- Request: Pick every line with "xlabel" from the material below.

- Material for this task:

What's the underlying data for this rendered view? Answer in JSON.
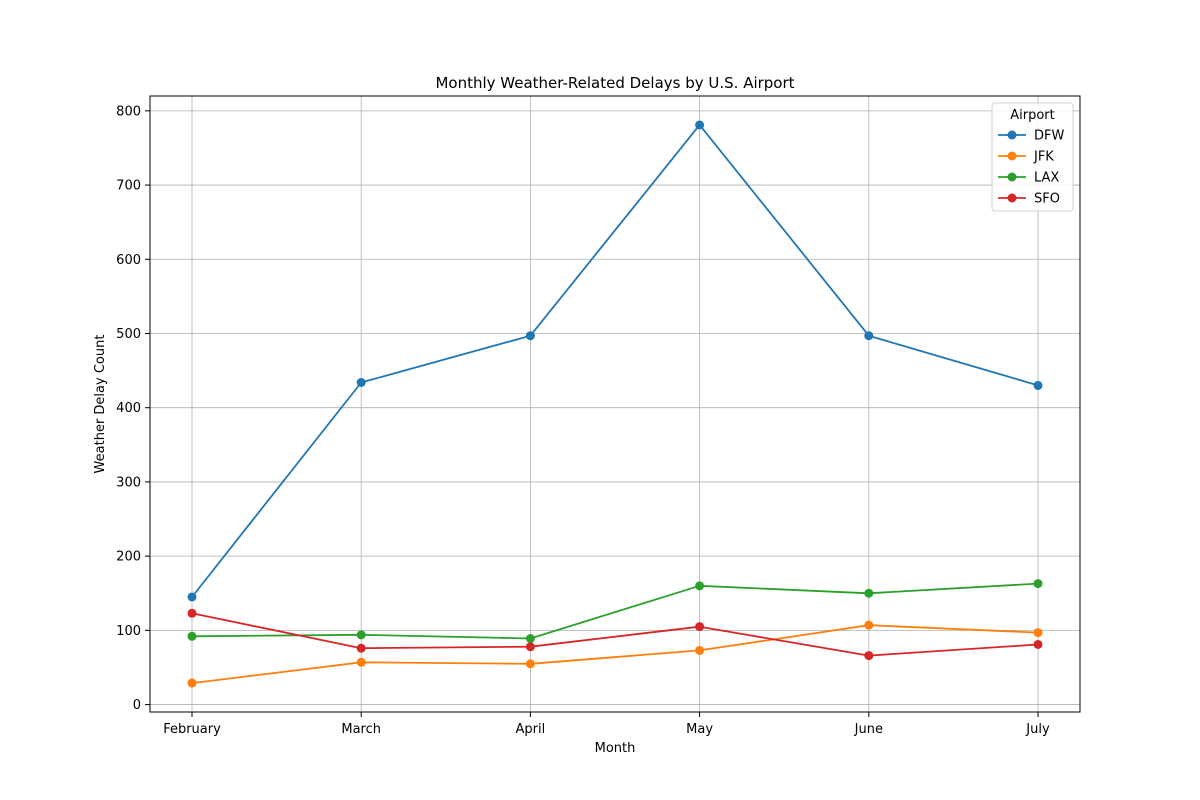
{
  "chart_data": {
    "type": "line",
    "title": "Monthly Weather-Related Delays by U.S. Airport",
    "xlabel": "Month",
    "ylabel": "Weather Delay Count",
    "categories": [
      "February",
      "March",
      "April",
      "May",
      "June",
      "July"
    ],
    "ylim": [
      -10,
      820
    ],
    "yticks": [
      0,
      100,
      200,
      300,
      400,
      500,
      600,
      700,
      800
    ],
    "grid": true,
    "legend": {
      "title": "Airport",
      "placement": "top-right"
    },
    "series": [
      {
        "name": "DFW",
        "color": "#1f77b4",
        "values": [
          145,
          434,
          497,
          781,
          497,
          430
        ]
      },
      {
        "name": "JFK",
        "color": "#ff7f0e",
        "values": [
          29,
          57,
          55,
          73,
          107,
          97
        ]
      },
      {
        "name": "LAX",
        "color": "#2ca02c",
        "values": [
          92,
          94,
          89,
          160,
          150,
          163
        ]
      },
      {
        "name": "SFO",
        "color": "#d62728",
        "values": [
          123,
          76,
          78,
          105,
          66,
          81
        ]
      }
    ]
  }
}
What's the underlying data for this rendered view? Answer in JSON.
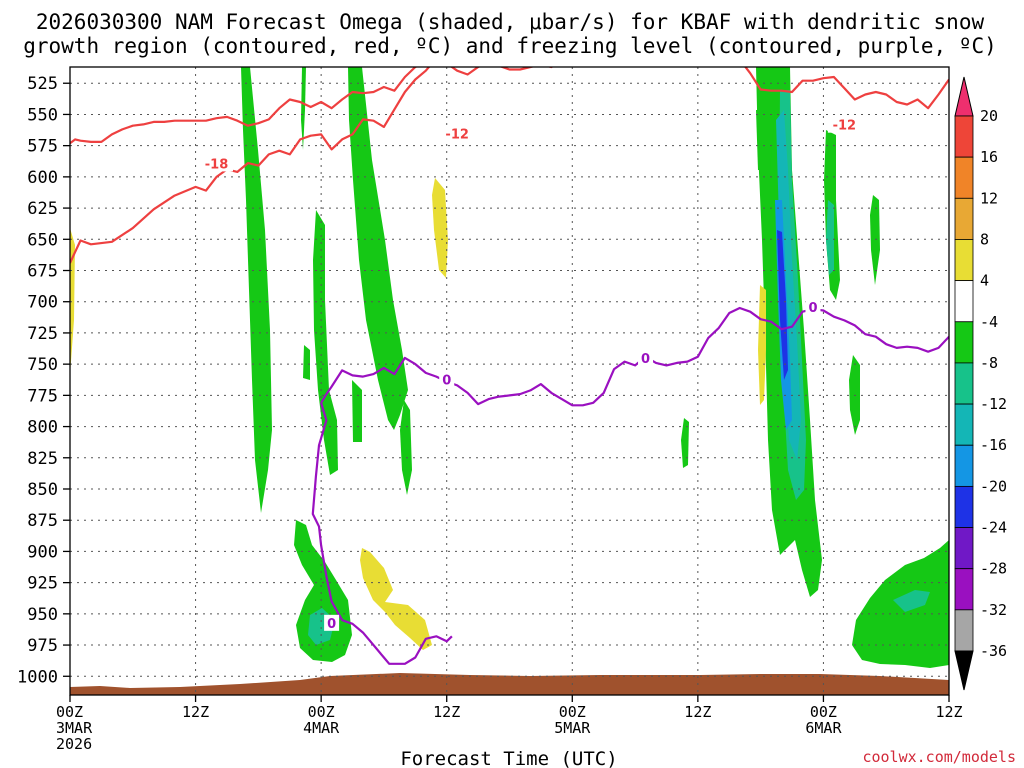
{
  "title_line1": "2026030300 NAM Forecast Omega (shaded, μbar/s) for KBAF with dendritic snow",
  "title_line2": "growth region (contoured, red, ºC) and freezing level (contoured, purple, ºC)",
  "credit": "coolwx.com/models",
  "chart_data": {
    "type": "time-height cross-section",
    "title": "2026030300 NAM Forecast Omega (shaded, μbar/s) for KBAF with dendritic snow growth region (contoured, red, ºC) and freezing level (contoured, purple, ºC)",
    "xlabel": "Forecast Time (UTC)",
    "ylabel": "",
    "xlim_hours": [
      0,
      84
    ],
    "ylim_hpa": [
      1015,
      512
    ],
    "grid": true,
    "y_ticks": [
      525,
      550,
      575,
      600,
      625,
      650,
      675,
      700,
      725,
      750,
      775,
      800,
      825,
      850,
      875,
      900,
      925,
      950,
      975,
      1000
    ],
    "x_ticks": [
      {
        "hour": 0,
        "lines": [
          "00Z",
          "3MAR",
          "2026"
        ]
      },
      {
        "hour": 12,
        "lines": [
          "12Z"
        ]
      },
      {
        "hour": 24,
        "lines": [
          "00Z",
          "4MAR"
        ]
      },
      {
        "hour": 36,
        "lines": [
          "12Z"
        ]
      },
      {
        "hour": 48,
        "lines": [
          "00Z",
          "5MAR"
        ]
      },
      {
        "hour": 60,
        "lines": [
          "12Z"
        ]
      },
      {
        "hour": 72,
        "lines": [
          "00Z",
          "6MAR"
        ]
      },
      {
        "hour": 84,
        "lines": [
          "12Z"
        ]
      }
    ],
    "colorbar": {
      "labels": [
        "20",
        "16",
        "12",
        "8",
        "4",
        "-4",
        "-8",
        "-12",
        "-16",
        "-20",
        "-24",
        "-28",
        "-32",
        "-36"
      ],
      "colors": [
        "#ee2f6e",
        "#ee4538",
        "#f08428",
        "#e8a834",
        "#e8dd34",
        "#ffffff",
        "#15c815",
        "#17c28a",
        "#14b6b6",
        "#1496e4",
        "#1e32e6",
        "#7018c6",
        "#9a10c0",
        "#a6a6a6",
        "#000000"
      ]
    },
    "series": [
      {
        "name": "-18",
        "color": "#ee4040",
        "x": [
          0,
          0.5,
          1,
          2,
          4,
          6,
          8,
          10,
          12,
          13,
          14,
          15,
          16,
          17,
          18,
          19,
          20,
          21,
          22,
          23,
          24,
          25,
          26,
          27,
          28,
          29,
          30,
          31,
          32,
          33,
          34,
          35
        ],
        "y": [
          669,
          660,
          651,
          654,
          652,
          641,
          626,
          615,
          608,
          611,
          600,
          594,
          596,
          589,
          591,
          582,
          579,
          582,
          570,
          567,
          566,
          578,
          570,
          566,
          554,
          555,
          560,
          546,
          532,
          522,
          515,
          505
        ],
        "labels": [
          {
            "x": 14,
            "y": 590,
            "text": "-18"
          }
        ]
      },
      {
        "name": "-12",
        "color": "#ee4040",
        "x": [
          0,
          0.5,
          1,
          2,
          3,
          4,
          5,
          6,
          7,
          8,
          9,
          10,
          11,
          12,
          13,
          14,
          15,
          16,
          17,
          18,
          19,
          20,
          21,
          22,
          23,
          24,
          25,
          26,
          27,
          28,
          29,
          30,
          31,
          32,
          33,
          34,
          35,
          36,
          37,
          38,
          39,
          40,
          41,
          42,
          43,
          44,
          45,
          46,
          47,
          48,
          49,
          50,
          51,
          52,
          53,
          54,
          55,
          56,
          57,
          58,
          59,
          60,
          61,
          62,
          63,
          64,
          65,
          66,
          67,
          68,
          69,
          70,
          71,
          72,
          73,
          74,
          75,
          76,
          77,
          78,
          79,
          80,
          81,
          82,
          83,
          84
        ],
        "y": [
          573,
          570,
          571,
          572,
          572,
          566,
          562,
          559,
          558,
          556,
          556,
          555,
          555,
          555,
          555,
          553,
          552,
          555,
          559,
          557,
          554,
          545,
          538,
          540,
          544,
          540,
          545,
          538,
          532,
          533,
          532,
          528,
          531,
          520,
          512,
          508,
          504,
          509,
          515,
          518,
          512,
          507,
          511,
          514,
          514,
          512,
          510,
          512,
          507,
          508,
          509,
          506,
          505,
          506,
          506,
          505,
          505,
          505,
          507,
          506,
          506,
          505,
          505,
          505,
          505,
          506,
          517,
          530,
          531,
          531,
          532,
          523,
          523,
          521,
          520,
          529,
          538,
          534,
          532,
          534,
          540,
          542,
          538,
          545,
          534,
          522
        ],
        "labels": [
          {
            "x": 37,
            "y": 566,
            "text": "-12"
          },
          {
            "x": 74,
            "y": 559,
            "text": "-12"
          }
        ]
      },
      {
        "name": "0",
        "color": "#9a10c0",
        "x": [
          24,
          24.5,
          25,
          26,
          27,
          28,
          29,
          30,
          31,
          32,
          33,
          34,
          35,
          36,
          37,
          38,
          39,
          40,
          41,
          42,
          43,
          44,
          45,
          46,
          47,
          48,
          49,
          50,
          51,
          52,
          53,
          54,
          55,
          56,
          57,
          58,
          59,
          60,
          61,
          62,
          63,
          64,
          65,
          66,
          67,
          68,
          69,
          70,
          71,
          72,
          73,
          74,
          75,
          76,
          77,
          78,
          79,
          80,
          81,
          82,
          83,
          84
        ],
        "y": [
          781,
          774,
          768,
          755,
          759,
          760,
          758,
          753,
          758,
          745,
          750,
          757,
          760,
          764,
          767,
          773,
          782,
          778,
          776,
          775,
          774,
          771,
          766,
          773,
          778,
          783,
          783,
          781,
          773,
          754,
          748,
          751,
          744,
          749,
          751,
          749,
          748,
          744,
          729,
          721,
          709,
          705,
          708,
          714,
          716,
          722,
          720,
          708,
          706,
          707,
          712,
          715,
          719,
          726,
          728,
          734,
          737,
          736,
          737,
          740,
          737,
          728
        ],
        "labels": [
          {
            "x": 36,
            "y": 763,
            "text": "0"
          },
          {
            "x": 55,
            "y": 746,
            "text": "0"
          },
          {
            "x": 71,
            "y": 705,
            "text": "0"
          }
        ]
      },
      {
        "name": "0",
        "color": "#9a10c0",
        "x": [
          24,
          24.5,
          23.8,
          23.5,
          23.2,
          23.8,
          24,
          24.5,
          25,
          26,
          27,
          28,
          29,
          30,
          30.5,
          31,
          32,
          33,
          34,
          35,
          36,
          36.5
        ],
        "y": [
          781,
          795,
          815,
          840,
          870,
          880,
          895,
          920,
          940,
          955,
          958,
          965,
          975,
          985,
          990,
          990,
          990,
          985,
          970,
          968,
          972,
          968
        ],
        "labels": [
          {
            "x": 25,
            "y": 958,
            "text": "0"
          }
        ]
      }
    ],
    "annotations": [
      "-18",
      "-12",
      "-12",
      "0",
      "0",
      "0",
      "0"
    ]
  }
}
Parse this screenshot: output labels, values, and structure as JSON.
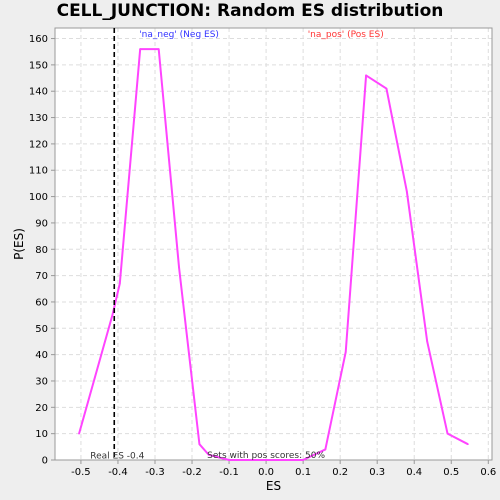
{
  "chart_data": {
    "type": "line",
    "title": "CELL_JUNCTION: Random ES distribution",
    "xlabel": "ES",
    "ylabel": "P(ES)",
    "xlim": [
      -0.57,
      0.61
    ],
    "ylim": [
      0,
      164
    ],
    "xticks": [
      -0.5,
      -0.4,
      -0.3,
      -0.2,
      -0.1,
      0.0,
      0.1,
      0.2,
      0.3,
      0.4,
      0.5,
      0.6
    ],
    "xtick_labels": [
      "-0.5",
      "-0.4",
      "-0.3",
      "-0.2",
      "-0.1",
      "0.0",
      "0.1",
      "0.2",
      "0.3",
      "0.4",
      "0.5",
      "0.6"
    ],
    "yticks": [
      0,
      10,
      20,
      30,
      40,
      50,
      60,
      70,
      80,
      90,
      100,
      110,
      120,
      130,
      140,
      150,
      160
    ],
    "ytick_labels": [
      "0",
      "10",
      "20",
      "30",
      "40",
      "50",
      "60",
      "70",
      "80",
      "90",
      "100",
      "110",
      "120",
      "130",
      "140",
      "150",
      "160"
    ],
    "grid": true,
    "series": [
      {
        "color": "#ff44ff",
        "x": [
          -0.505,
          -0.415,
          -0.395,
          -0.34,
          -0.29,
          -0.235,
          -0.18,
          -0.155,
          -0.1,
          0.0,
          0.05,
          0.1,
          0.16,
          0.215,
          0.27,
          0.325,
          0.38,
          0.435,
          0.49,
          0.545
        ],
        "y": [
          10,
          55,
          67,
          156,
          156,
          73,
          6,
          2,
          0,
          0,
          0,
          0,
          4,
          41,
          146,
          141,
          102,
          45,
          10,
          6
        ]
      }
    ],
    "vline": {
      "x": -0.41,
      "label": "Real ES -0.4",
      "color": "#000000"
    },
    "annotations": {
      "neg": {
        "text": "'na_neg' (Neg ES)",
        "color": "#3333ff",
        "x": -0.235,
        "y": 160.5
      },
      "pos": {
        "text": "'na_pos' (Pos ES)",
        "color": "#ff3333",
        "x": 0.215,
        "y": 160.5
      },
      "sets": {
        "text": "Sets with pos scores: 50%",
        "color": "#333333",
        "x": 0.0,
        "y": 0.8
      }
    },
    "colors": {
      "grid": "#dddddd",
      "axis": "#999999",
      "plot_bg": "#ffffff"
    }
  }
}
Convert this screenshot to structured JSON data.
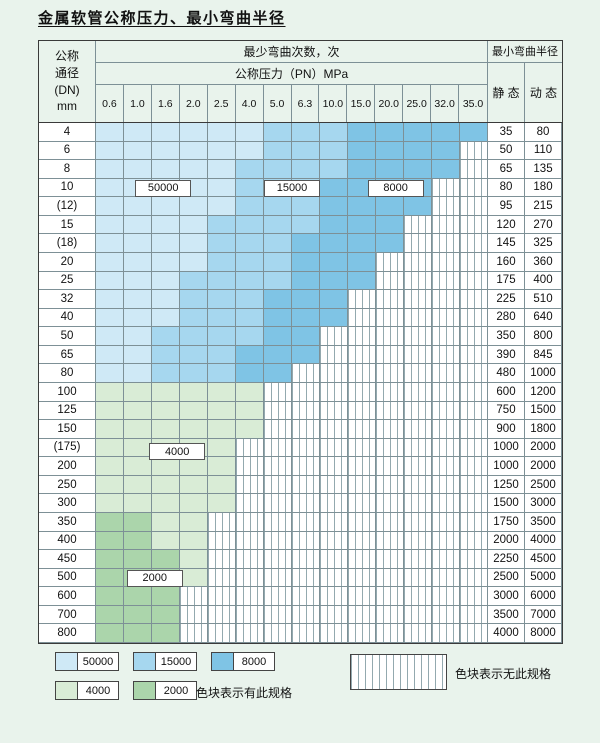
{
  "title": "金属软管公称压力、最小弯曲半径",
  "colors": {
    "page_bg": "#e9f3ec",
    "border_inner": "#7d9096",
    "A": "#cfe9f6",
    "B": "#a6d7ef",
    "C": "#7fc4e5",
    "D": "#d9ecd6",
    "E": "#abd5ab",
    "hatch_line": "#93a9af"
  },
  "header": {
    "dn_lines": [
      "公称",
      "通径",
      "(DN)",
      "mm"
    ],
    "cycles_title": "最少弯曲次数，次",
    "pressure_title": "公称压力（PN）MPa",
    "pressures": [
      "0.6",
      "1.0",
      "1.6",
      "2.0",
      "2.5",
      "4.0",
      "5.0",
      "6.3",
      "10.0",
      "15.0",
      "20.0",
      "25.0",
      "32.0",
      "35.0"
    ],
    "radius_title": "最小弯曲半径",
    "static_label": "静 态",
    "dynamic_label": "动 态"
  },
  "rows": [
    {
      "dn": "4",
      "cells": "AAAAAABBBCCCCC",
      "static": "35",
      "dynamic": "80"
    },
    {
      "dn": "6",
      "cells": "AAAAAABBBCCCCX",
      "static": "50",
      "dynamic": "110"
    },
    {
      "dn": "8",
      "cells": "AAAAABBBBCCCCX",
      "static": "65",
      "dynamic": "135"
    },
    {
      "dn": "10",
      "cells": "AAAAABBBCCCCXX",
      "static": "80",
      "dynamic": "180"
    },
    {
      "dn": "(12)",
      "cells": "AAAAABBBCCCCXX",
      "static": "95",
      "dynamic": "215"
    },
    {
      "dn": "15",
      "cells": "AAAABBBBCCCXXX",
      "static": "120",
      "dynamic": "270"
    },
    {
      "dn": "(18)",
      "cells": "AAAABBBCCCCXXX",
      "static": "145",
      "dynamic": "325"
    },
    {
      "dn": "20",
      "cells": "AAAABBBCCCXXXX",
      "static": "160",
      "dynamic": "360"
    },
    {
      "dn": "25",
      "cells": "AAABBBBCCCXXXX",
      "static": "175",
      "dynamic": "400"
    },
    {
      "dn": "32",
      "cells": "AAABBBCCCXXXXX",
      "static": "225",
      "dynamic": "510"
    },
    {
      "dn": "40",
      "cells": "AAABBBCCCXXXXX",
      "static": "280",
      "dynamic": "640"
    },
    {
      "dn": "50",
      "cells": "AABBBBCCXXXXXX",
      "static": "350",
      "dynamic": "800"
    },
    {
      "dn": "65",
      "cells": "AABBBCCCXXXXXX",
      "static": "390",
      "dynamic": "845"
    },
    {
      "dn": "80",
      "cells": "AABBBCCXXXXXXX",
      "static": "480",
      "dynamic": "1000"
    },
    {
      "dn": "100",
      "cells": "DDDDDDXXXXXXXX",
      "static": "600",
      "dynamic": "1200"
    },
    {
      "dn": "125",
      "cells": "DDDDDDXXXXXXXX",
      "static": "750",
      "dynamic": "1500"
    },
    {
      "dn": "150",
      "cells": "DDDDDDXXXXXXXX",
      "static": "900",
      "dynamic": "1800"
    },
    {
      "dn": "(175)",
      "cells": "DDDDDXXXXXXXXX",
      "static": "1000",
      "dynamic": "2000"
    },
    {
      "dn": "200",
      "cells": "DDDDDXXXXXXXXX",
      "static": "1000",
      "dynamic": "2000"
    },
    {
      "dn": "250",
      "cells": "DDDDDXXXXXXXXX",
      "static": "1250",
      "dynamic": "2500"
    },
    {
      "dn": "300",
      "cells": "DDDDDXXXXXXXXX",
      "static": "1500",
      "dynamic": "3000"
    },
    {
      "dn": "350",
      "cells": "EEDDXXXXXXXXXX",
      "static": "1750",
      "dynamic": "3500"
    },
    {
      "dn": "400",
      "cells": "EEDDXXXXXXXXXX",
      "static": "2000",
      "dynamic": "4000"
    },
    {
      "dn": "450",
      "cells": "EEEDXXXXXXXXXX",
      "static": "2250",
      "dynamic": "4500"
    },
    {
      "dn": "500",
      "cells": "EEEDXXXXXXXXXX",
      "static": "2500",
      "dynamic": "5000"
    },
    {
      "dn": "600",
      "cells": "EEEXXXXXXXXXXX",
      "static": "3000",
      "dynamic": "6000"
    },
    {
      "dn": "700",
      "cells": "EEEXXXXXXXXXXX",
      "static": "3500",
      "dynamic": "7000"
    },
    {
      "dn": "800",
      "cells": "EEEXXXXXXXXXXX",
      "static": "4000",
      "dynamic": "8000"
    }
  ],
  "overlays": [
    {
      "text": "50000",
      "col": 1.4,
      "span": 2,
      "row": 3
    },
    {
      "text": "15000",
      "col": 6,
      "span": 2,
      "row": 3
    },
    {
      "text": "8000",
      "col": 9.7,
      "span": 2,
      "row": 3
    },
    {
      "text": "4000",
      "col": 1.9,
      "span": 2,
      "row": 17.2
    },
    {
      "text": "2000",
      "col": 1.1,
      "span": 2,
      "row": 24
    }
  ],
  "legend": {
    "items_row1": [
      {
        "text": "50000",
        "key": "A"
      },
      {
        "text": "15000",
        "key": "B"
      },
      {
        "text": "8000",
        "key": "C"
      }
    ],
    "items_row2": [
      {
        "text": "4000",
        "key": "D"
      },
      {
        "text": "2000",
        "key": "E"
      }
    ],
    "available_text": "色块表示有此规格",
    "unavailable_text": "色块表示无此规格"
  }
}
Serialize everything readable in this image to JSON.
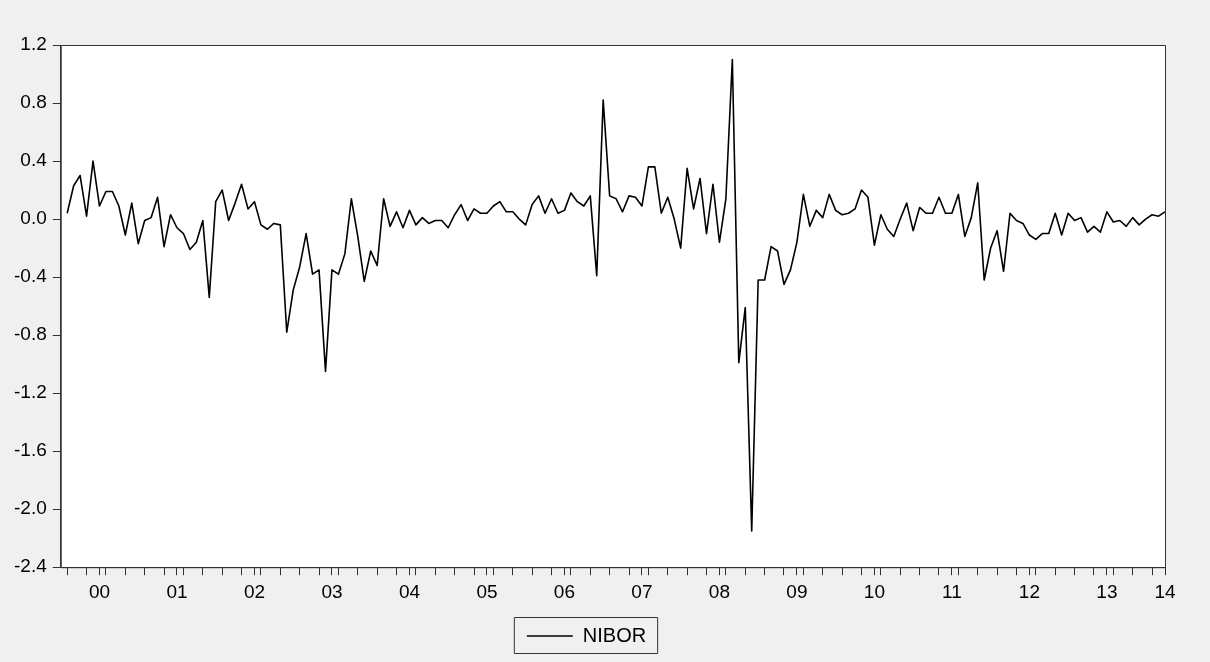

- Finished exercise:
    "xlabel": "Month",
    "xlabel": "Forecast Time (UTC)",
    "xlabel": "ES",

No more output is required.